::: TEKS HALAMAN

Public Zone:        api.example.com A 35.201.100.50
Private Zone:       api.example.com A 10.0.1.5

Scenario: Update load balancer IP từ 35.201.100.50 → 35.201.100.51

Manual process:
  Step 1: Update public zone
  Step 2: Wait for propagation (seconds)
  Step 3: Update private zone internal IP? (if changed)
  
Problem: Race condition - external clients see new IP, internal see old IP

Solution: Infrastructure-as-Code (Terraform) để atomically update cả zones.

Challenge 2: TTL Coordination

TTL ở public vs private zones có thể differ:

Public Zone:  api.example.com TTL=300
Private Zone: api.example.com TTL=60

Scenario: Change internal IP
  T+0: Update private zone TTL=60 → old cached entries expire in 60s
  T+0: Internal clients still see old IP (cached, TTL not expired yet)
  T+60: Cache expires, new IP resolved

But jika:
  Public Zone: api.example.com TTL=3600
  
External clients might see stale IP for 1 hour setelah update.

Recommendation: Same TTL for same domain (300s is good default).

Challenge 3: Record Completeness

Public vs private zones tidak perlu have same records:

Public Zone (api.example.com):
  - api.example.com A 35.201.100.50 (public endpoint)

Private Zone (api.example.com):
  - api.example.com A 10.0.1.5 (internal IP)
  - api-admin.example.com A 10.0.1.100 (admin only, not in public)
  - api-debug.example.com A 10.0.1.101 (debug only, not in public)

Result:
  Internal: All 4 names resolve
  External: Only api.example.com resolves

Implication: Operational complexity, documentation critical.

Failover & Redundancy

Scenario 1: Simple Failover (Active-Standby)

Primary Load Balancer: 35.201.100.50 (active)
Standby Load Balancer: 35.201.100.51 (standby)

Setup 1 (No split-horizon):
  Public Zone: api.example.com A 35.201.100.50
  
  If primary down:
    → Update public zone
    → TTL=300 means 5min before external users see new IP
    → Problem: 5min outage for external users

Setup 2 (With split-horizon + health checks):
  Public Zone: api.example.com A 35.201.100.50
  Private Zone: api.example.com A 10.0.1.5 (internal LB)
  
  If public LB down:
    → Internal traffic not affected (routed internal)
    → External users see outage (can mitigate via faster TTL)
  
  If internal IP down:
    → Internal users see outage
    → Can retry/failover via application logic

Scenario 2: Multi-Region Failover

Region: us-central1
  Public IP: 35.201.100.50
  Private IP: 10.0.1.5

Region: us-east1
  Public IP: 35.201.100.51
  Private IP: 10.0.2.5

Setup (GCP Cloud Load Balancer):
  Public Zone:
    - api.example.com (Global) → Cloud LB (anycast)
    - Cloud LB automatically routes to closest healthy region
  
  Private Zone:
    - api.example.com A 10.0.1.5 (us-central1, default)
    - api-us-east1.example.com A 10.0.2.5 (explicit failover)

::::::
::: DATA TERCATAT

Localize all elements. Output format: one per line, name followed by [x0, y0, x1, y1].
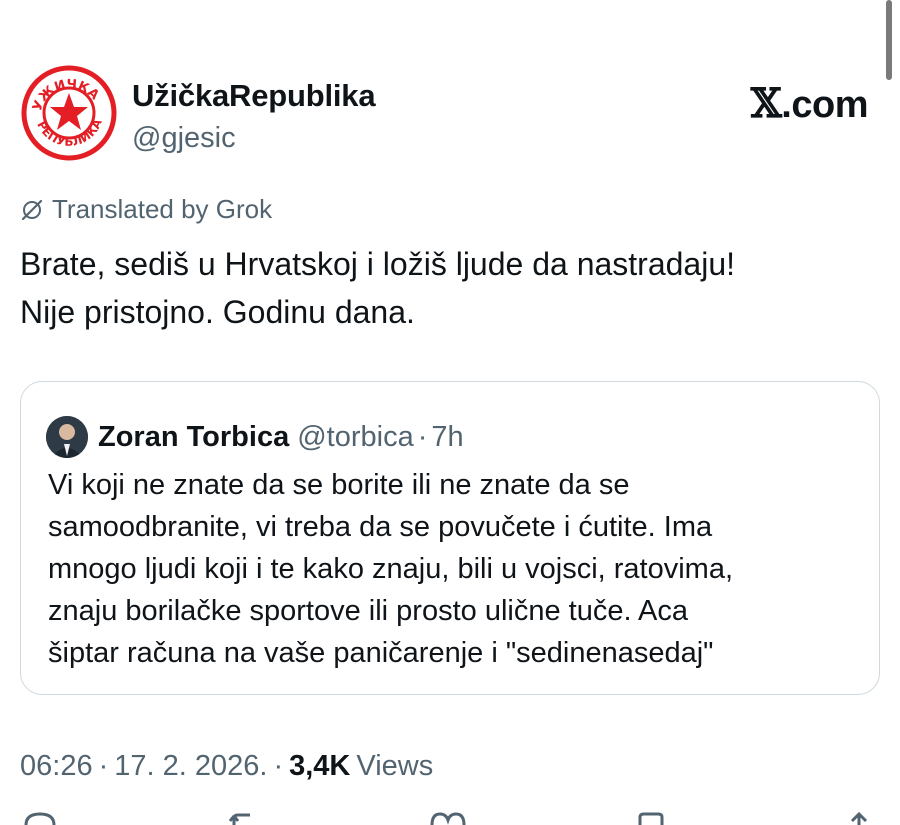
like-icon[interactable]	[428, 812, 468, 825]
quoted-author-avatar[interactable]	[46, 416, 88, 458]
separator-dot: ·	[98, 750, 109, 782]
quoted-tweet-time[interactable]: 7h	[431, 421, 463, 454]
tweet-text: Brate, sediš u Hrvatskoj i ložiš ljude d…	[20, 240, 870, 336]
translation-label: Translated by Grok	[52, 194, 273, 224]
views-label: Views	[356, 750, 434, 782]
tweet-line: Nije pristojno. Godinu dana.	[20, 294, 415, 330]
x-brand-logo: 𝕏 .com	[750, 80, 869, 127]
translation-notice[interactable]: Translated by Grok	[20, 194, 272, 225]
tweet-time[interactable]: 06:26	[20, 750, 93, 783]
quoted-line: mnogo ljudi koji i te kako znaju, bili u…	[48, 553, 734, 585]
separator-dot: ·	[273, 750, 284, 782]
red-star-emblem-icon: УЖИЧКА РЕПУБЛИКА	[21, 65, 117, 161]
quoted-line: samoodbranite, vi treba da se povučete i…	[48, 511, 713, 543]
quoted-tweet-card[interactable]: Zoran Torbica @torbica · 7h Vi koji ne z…	[20, 381, 880, 695]
quoted-tweet-text: Vi koji ne znate da se borite ili ne zna…	[48, 464, 733, 674]
share-icon[interactable]	[842, 812, 876, 825]
author-handle[interactable]: @gjesic	[132, 122, 236, 155]
bookmark-icon[interactable]	[634, 812, 668, 825]
quoted-line: Vi koji ne znate da se borite ili ne zna…	[48, 469, 630, 501]
quoted-line: znaju borilačke sportove ili prosto ulič…	[48, 595, 688, 627]
quoted-line: šiptar računa na vaše paničarenje i "sed…	[48, 637, 714, 669]
separator-dot: ·	[417, 420, 428, 453]
quoted-tweet-header: Zoran Torbica @torbica · 7h	[46, 416, 464, 458]
x-logo-icon: 𝕏	[750, 80, 782, 127]
scrollbar[interactable]	[886, 0, 892, 80]
reply-icon[interactable]	[22, 812, 58, 825]
tweet-date[interactable]: 17. 2. 2026.	[114, 750, 267, 783]
brand-domain: .com	[781, 84, 868, 126]
repost-icon[interactable]	[228, 812, 268, 825]
tweet-line: Brate, sediš u Hrvatskoj i ložiš ljude d…	[20, 246, 736, 282]
quoted-author-handle[interactable]: @torbica	[297, 421, 413, 454]
person-photo-icon	[46, 416, 88, 458]
grok-icon	[21, 199, 43, 220]
tweet-metadata: 06:26 · 17. 2. 2026. · 3,4K Views	[20, 750, 433, 783]
author-avatar[interactable]: УЖИЧКА РЕПУБЛИКА	[20, 64, 118, 162]
author-display-name[interactable]: UžičkaRepublika	[132, 78, 376, 114]
action-bar	[0, 812, 900, 825]
views-count[interactable]: 3,4K	[289, 750, 350, 783]
quoted-author-name[interactable]: Zoran Torbica	[98, 421, 289, 454]
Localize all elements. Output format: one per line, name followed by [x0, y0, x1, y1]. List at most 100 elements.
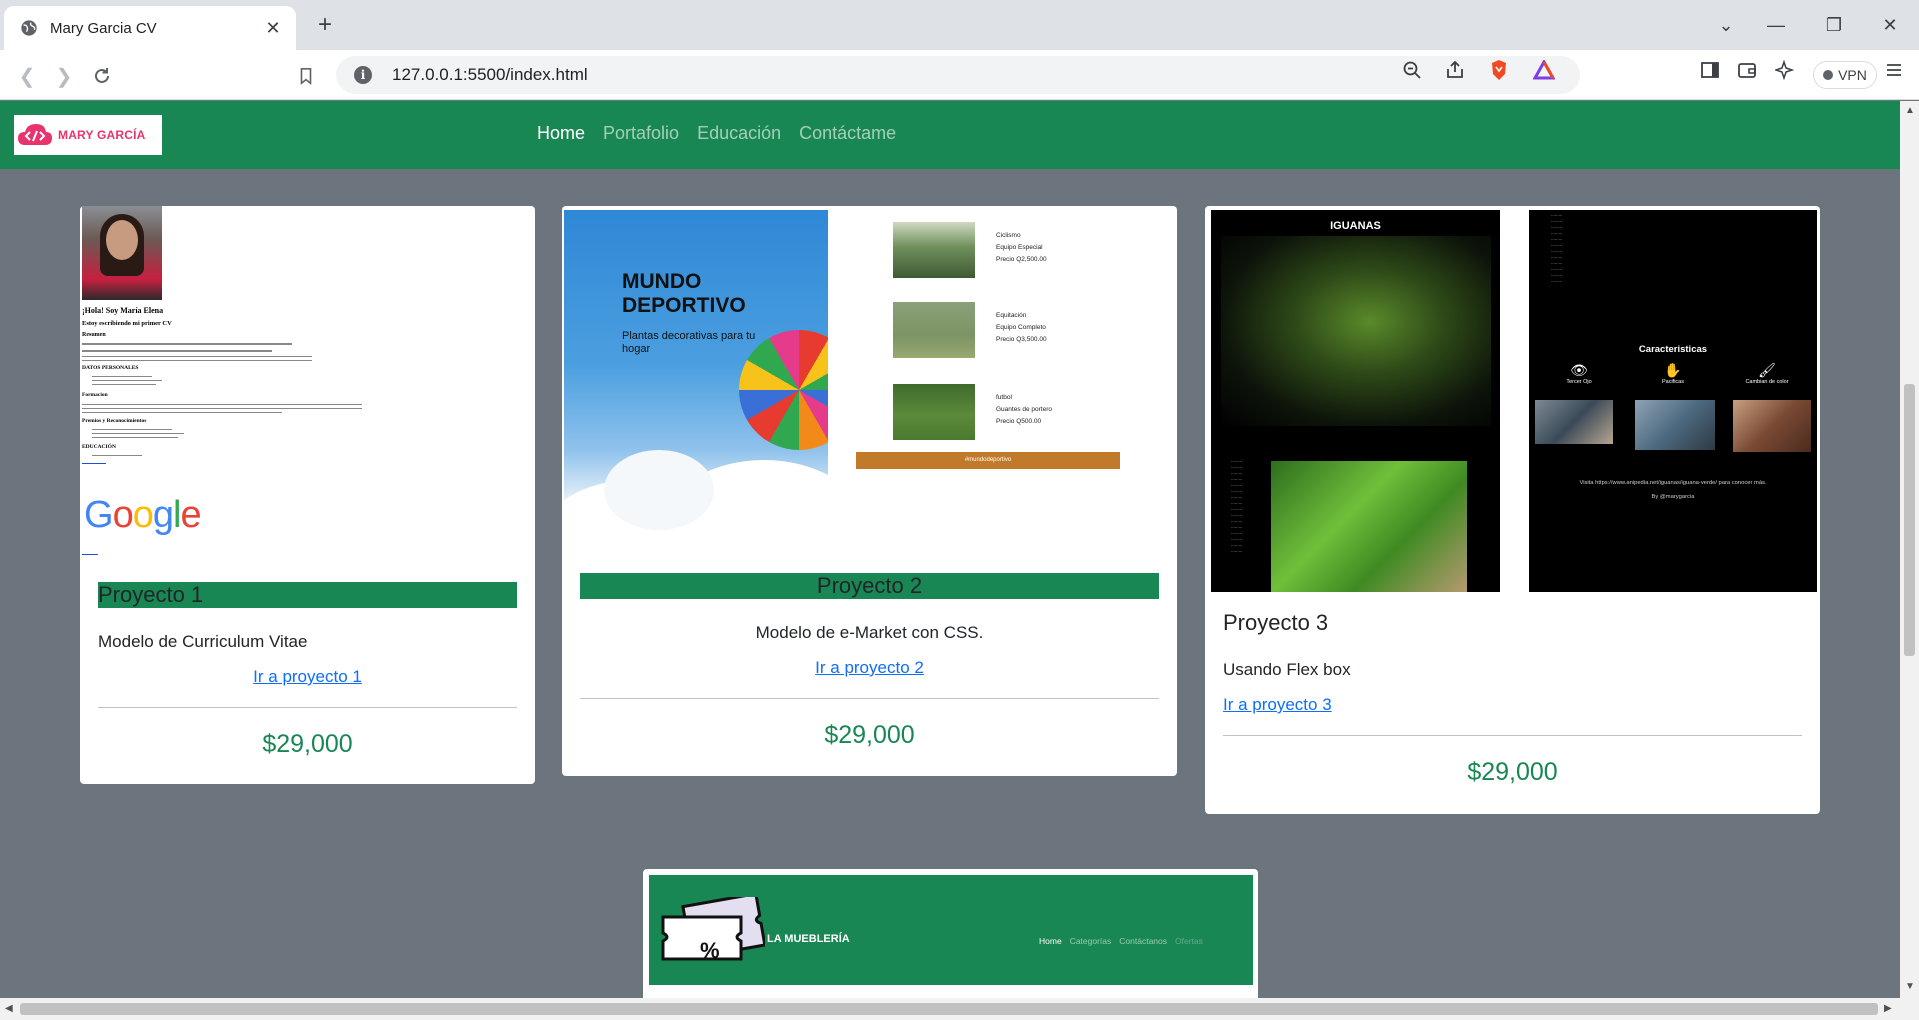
iguana-image-dark: [1221, 236, 1491, 426]
feature-cambian-color: 🖌 Cambian de color: [1737, 362, 1797, 385]
vertical-scroll-thumb[interactable]: [1904, 384, 1915, 656]
vertical-scrollbar[interactable]: ▲ ▼: [1900, 101, 1919, 998]
project-1-preview: ¡Hola! Soy María Elena Estoy escribiendo…: [82, 206, 382, 556]
project-2-preview: MUNDO DEPORTIVO Plantas decorativas para…: [564, 210, 828, 553]
close-tab-icon[interactable]: ✕: [262, 18, 284, 39]
project-link-2[interactable]: Ir a proyecto 2: [815, 658, 924, 677]
back-icon[interactable]: ❮: [13, 62, 41, 90]
cloud-code-icon: [18, 124, 52, 145]
scroll-up-icon[interactable]: ▲: [1905, 105, 1915, 116]
coupon-percent: %: [700, 938, 720, 963]
horizontal-scrollbar[interactable]: ◀ ▶: [0, 998, 1919, 1020]
project-link-3[interactable]: Ir a proyecto 3: [1223, 695, 1332, 714]
cv-section-formacion: Formacion: [82, 392, 108, 398]
url-text: 127.0.0.1:5500/index.html: [392, 65, 588, 84]
features-title: Caracteristicas: [1638, 344, 1708, 355]
nav-contactame[interactable]: Contáctame: [799, 123, 896, 144]
cv-section-datos: DATOS PERSONALES: [82, 365, 139, 371]
project-card-4: % LA MUEBLERÍA Home Categorías Contáctan…: [643, 869, 1258, 998]
site-nav: Home Portafolio Educación Contáctame: [537, 123, 896, 144]
project-card-3: IGUANAS ................................…: [1205, 206, 1820, 814]
iguana-credit: By @marygarcia: [1651, 494, 1695, 500]
cv-section-resumen: Resumen: [82, 332, 106, 338]
wallet-icon[interactable]: [1736, 59, 1758, 81]
brave-rewards-icon[interactable]: [1533, 59, 1555, 81]
scroll-left-icon[interactable]: ◀: [5, 1003, 13, 1014]
nav-educacion[interactable]: Educación: [697, 123, 781, 144]
item-football: futbol Guantes de portero Precio Q500.00: [996, 394, 1053, 425]
browser-tab[interactable]: Mary Garcia CV ✕: [4, 6, 296, 50]
menu-icon[interactable]: [1883, 59, 1905, 81]
bookmark-icon[interactable]: [292, 62, 320, 90]
iguana-photo-2: [1635, 400, 1715, 450]
cv-section-educacion: EDUCACIÓN: [82, 444, 116, 450]
mundo-title: MUNDO DEPORTIVO: [622, 270, 746, 317]
project-title-1: Proyecto 1: [98, 582, 517, 608]
tab-search-chevron-icon[interactable]: ⌄: [1711, 12, 1741, 38]
minimize-window-icon[interactable]: —: [1761, 12, 1791, 38]
item-equestrian: Equitación Equipo Completo Precio Q3,500…: [996, 312, 1047, 343]
reload-icon[interactable]: [88, 62, 116, 90]
scroll-right-icon[interactable]: ▶: [1884, 1003, 1892, 1014]
close-window-icon[interactable]: ✕: [1875, 12, 1905, 38]
equestrian-image: [893, 302, 975, 358]
share-icon[interactable]: [1444, 59, 1466, 81]
project-price-1: $29,000: [262, 730, 353, 758]
project-3-preview-right: ........................................…: [1529, 210, 1817, 592]
page-viewport: MARY GARCÍA Home Portafolio Educación Co…: [0, 101, 1900, 998]
iguana-footer: Visita https://www.anipedia.net/iguanas/…: [1579, 480, 1767, 486]
zoom-icon[interactable]: [1401, 59, 1423, 81]
horizontal-scroll-thumb[interactable]: [20, 1003, 1878, 1015]
site-navbar: MARY GARCÍA Home Portafolio Educación Co…: [0, 101, 1900, 169]
site-info-icon[interactable]: i: [354, 66, 372, 84]
iguana-image-green: [1271, 461, 1467, 592]
brand-name: MARY GARCÍA: [58, 128, 146, 142]
project-description-1: Modelo de Curriculum Vitae: [98, 632, 308, 651]
football-image: [893, 384, 975, 440]
divider: [98, 707, 517, 708]
sidebar-toggle-icon[interactable]: [1699, 59, 1721, 81]
iguana-photo-3: [1733, 400, 1811, 452]
restore-window-icon[interactable]: ❐: [1819, 12, 1849, 38]
muebleria-brand: LA MUEBLERÍA: [767, 933, 850, 945]
nav-home[interactable]: Home: [537, 123, 585, 144]
brush-icon: 🖌: [1758, 362, 1776, 378]
divider: [580, 698, 1159, 699]
nav-portafolio[interactable]: Portafolio: [603, 123, 679, 144]
project-link-1[interactable]: Ir a proyecto 1: [253, 667, 362, 686]
forward-icon[interactable]: ❯: [50, 62, 78, 90]
vpn-button[interactable]: VPN: [1813, 61, 1877, 89]
brave-shield-icon[interactable]: [1488, 59, 1510, 81]
feature-tercer-ojo: 👁 Tercer Ojo: [1549, 362, 1609, 385]
iguanas-title: IGUANAS: [1330, 220, 1381, 232]
muebleria-nav: Home Categorías Contáctanos Ofertas: [1039, 936, 1203, 946]
feature-pacificas: ✋ Pacificas: [1643, 362, 1703, 385]
project-title-3: Proyecto 3: [1223, 610, 1329, 635]
leo-ai-icon[interactable]: [1774, 59, 1796, 81]
hand-icon: ✋: [1664, 362, 1682, 378]
card-body-2: Proyecto 2 Modelo de e-Market con CSS. I…: [580, 573, 1159, 750]
cv-subheading: Estoy escribiendo mi primer CV: [82, 320, 172, 327]
profile-photo: [82, 206, 162, 300]
site-logo[interactable]: MARY GARCÍA: [14, 115, 162, 155]
mundo-hashtag: #mundodeportivo: [856, 452, 1120, 469]
project-4-preview: % LA MUEBLERÍA Home Categorías Contáctan…: [649, 875, 1253, 985]
project-3-preview-left: IGUANAS ................................…: [1211, 210, 1500, 592]
iguana-photo-1: [1535, 400, 1613, 444]
project-card-2: MUNDO DEPORTIVO Plantas decorativas para…: [562, 206, 1177, 776]
eye-icon: 👁: [1570, 362, 1588, 378]
vpn-label: VPN: [1838, 67, 1867, 83]
project-description-3: Usando Flex box: [1223, 660, 1351, 679]
tab-title: Mary Garcia CV: [50, 19, 157, 37]
project-card-1: ¡Hola! Soy María Elena Estoy escribiendo…: [80, 206, 535, 784]
cv-section-premios: Premios y Reconocimientos: [82, 418, 147, 424]
card-body-1: Proyecto 1 Modelo de Curriculum Vitae Ir…: [98, 582, 517, 759]
project-price-3: $29,000: [1467, 758, 1558, 786]
divider: [1223, 735, 1802, 736]
browser-tab-strip: Mary Garcia CV ✕ + ⌄ — ❐ ✕: [0, 0, 1919, 50]
card-body-3: Proyecto 3 Usando Flex box Ir a proyecto…: [1223, 610, 1802, 787]
scroll-down-icon[interactable]: ▼: [1905, 981, 1915, 992]
new-tab-icon[interactable]: +: [312, 12, 338, 38]
item-cycling: Ciclismo Equipo Especial Precio Q2,500.0…: [996, 232, 1047, 263]
address-bar[interactable]: i 127.0.0.1:5500/index.html: [336, 56, 1580, 94]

::::::

Menurut teks halaman, berapa nilai TTL yang disarankan sebagai default jika domain yang sama memakai TTL yang sama?

300 detik (300s).